→ Input records
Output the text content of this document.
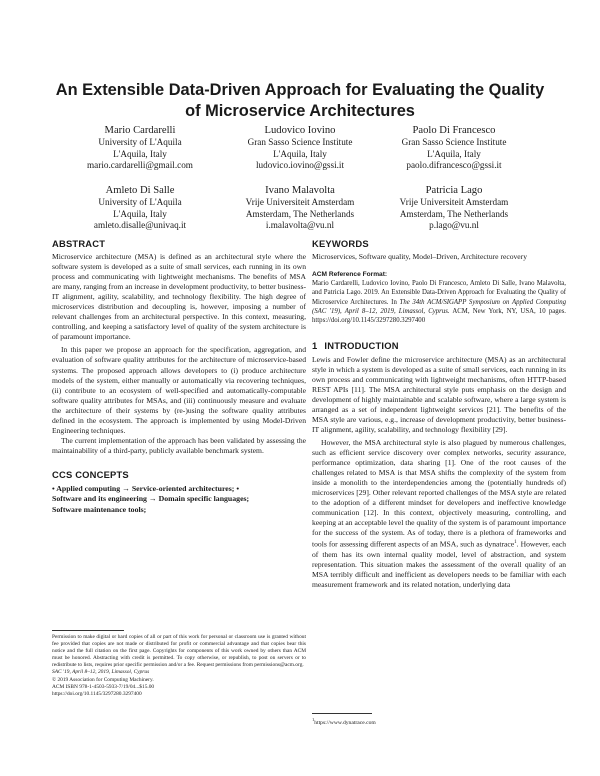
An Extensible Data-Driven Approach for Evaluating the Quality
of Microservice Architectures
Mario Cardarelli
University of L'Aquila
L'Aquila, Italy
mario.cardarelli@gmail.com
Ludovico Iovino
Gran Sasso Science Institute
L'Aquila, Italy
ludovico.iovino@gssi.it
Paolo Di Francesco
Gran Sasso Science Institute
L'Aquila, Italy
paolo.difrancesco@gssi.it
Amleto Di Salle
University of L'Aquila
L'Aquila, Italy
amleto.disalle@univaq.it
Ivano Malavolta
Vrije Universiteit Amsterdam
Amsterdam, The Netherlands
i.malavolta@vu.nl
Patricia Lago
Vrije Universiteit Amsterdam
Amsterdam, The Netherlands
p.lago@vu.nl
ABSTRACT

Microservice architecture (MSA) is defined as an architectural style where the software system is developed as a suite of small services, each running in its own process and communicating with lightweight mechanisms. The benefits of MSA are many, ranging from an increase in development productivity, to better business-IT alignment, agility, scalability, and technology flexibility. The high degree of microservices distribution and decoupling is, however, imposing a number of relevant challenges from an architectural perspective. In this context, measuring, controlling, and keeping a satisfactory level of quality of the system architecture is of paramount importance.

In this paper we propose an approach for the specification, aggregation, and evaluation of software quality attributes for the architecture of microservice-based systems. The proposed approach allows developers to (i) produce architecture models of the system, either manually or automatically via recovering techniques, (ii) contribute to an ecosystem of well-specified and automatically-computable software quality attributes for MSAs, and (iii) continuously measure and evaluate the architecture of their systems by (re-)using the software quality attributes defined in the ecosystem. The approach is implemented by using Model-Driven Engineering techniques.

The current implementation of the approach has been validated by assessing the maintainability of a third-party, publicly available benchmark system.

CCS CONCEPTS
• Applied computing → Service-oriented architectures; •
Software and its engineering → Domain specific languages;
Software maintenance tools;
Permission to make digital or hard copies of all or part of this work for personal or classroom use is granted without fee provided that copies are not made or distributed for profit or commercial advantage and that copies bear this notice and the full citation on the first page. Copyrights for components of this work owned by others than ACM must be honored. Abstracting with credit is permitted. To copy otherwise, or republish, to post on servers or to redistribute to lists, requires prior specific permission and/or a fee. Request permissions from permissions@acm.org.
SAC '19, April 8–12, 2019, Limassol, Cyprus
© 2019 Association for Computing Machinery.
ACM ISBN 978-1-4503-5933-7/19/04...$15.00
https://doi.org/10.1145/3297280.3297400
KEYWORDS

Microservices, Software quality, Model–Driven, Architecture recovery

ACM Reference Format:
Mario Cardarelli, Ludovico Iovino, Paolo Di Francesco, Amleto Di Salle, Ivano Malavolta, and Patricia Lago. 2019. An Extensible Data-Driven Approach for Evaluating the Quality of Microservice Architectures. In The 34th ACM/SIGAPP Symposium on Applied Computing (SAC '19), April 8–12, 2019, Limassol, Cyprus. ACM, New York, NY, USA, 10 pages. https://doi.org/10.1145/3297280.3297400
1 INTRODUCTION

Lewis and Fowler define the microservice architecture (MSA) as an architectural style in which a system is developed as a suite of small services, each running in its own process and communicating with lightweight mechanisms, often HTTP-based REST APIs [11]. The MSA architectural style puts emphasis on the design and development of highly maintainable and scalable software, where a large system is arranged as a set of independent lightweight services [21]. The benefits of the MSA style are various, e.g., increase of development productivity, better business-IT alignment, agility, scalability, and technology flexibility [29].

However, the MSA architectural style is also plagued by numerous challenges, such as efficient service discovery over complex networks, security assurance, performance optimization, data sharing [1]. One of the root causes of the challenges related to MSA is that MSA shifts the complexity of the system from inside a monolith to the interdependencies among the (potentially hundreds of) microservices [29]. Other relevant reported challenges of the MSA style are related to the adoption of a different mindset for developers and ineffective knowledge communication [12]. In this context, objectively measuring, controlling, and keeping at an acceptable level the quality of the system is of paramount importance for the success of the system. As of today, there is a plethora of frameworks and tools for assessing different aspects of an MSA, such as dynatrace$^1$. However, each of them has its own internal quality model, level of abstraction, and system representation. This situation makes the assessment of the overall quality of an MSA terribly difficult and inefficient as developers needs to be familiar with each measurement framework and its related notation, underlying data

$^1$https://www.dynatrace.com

---

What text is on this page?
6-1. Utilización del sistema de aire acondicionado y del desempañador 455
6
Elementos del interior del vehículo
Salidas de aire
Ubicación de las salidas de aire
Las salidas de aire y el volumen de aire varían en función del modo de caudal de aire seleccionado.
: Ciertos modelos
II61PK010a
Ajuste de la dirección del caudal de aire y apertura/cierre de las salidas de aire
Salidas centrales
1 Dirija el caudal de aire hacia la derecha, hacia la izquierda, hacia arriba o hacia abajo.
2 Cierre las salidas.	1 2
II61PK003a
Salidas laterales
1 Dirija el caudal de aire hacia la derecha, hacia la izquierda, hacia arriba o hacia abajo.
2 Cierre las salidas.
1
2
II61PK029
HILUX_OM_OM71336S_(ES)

→ Objective
State how many lines of the records above contain "suite", with no words besides the number.

→ Result
2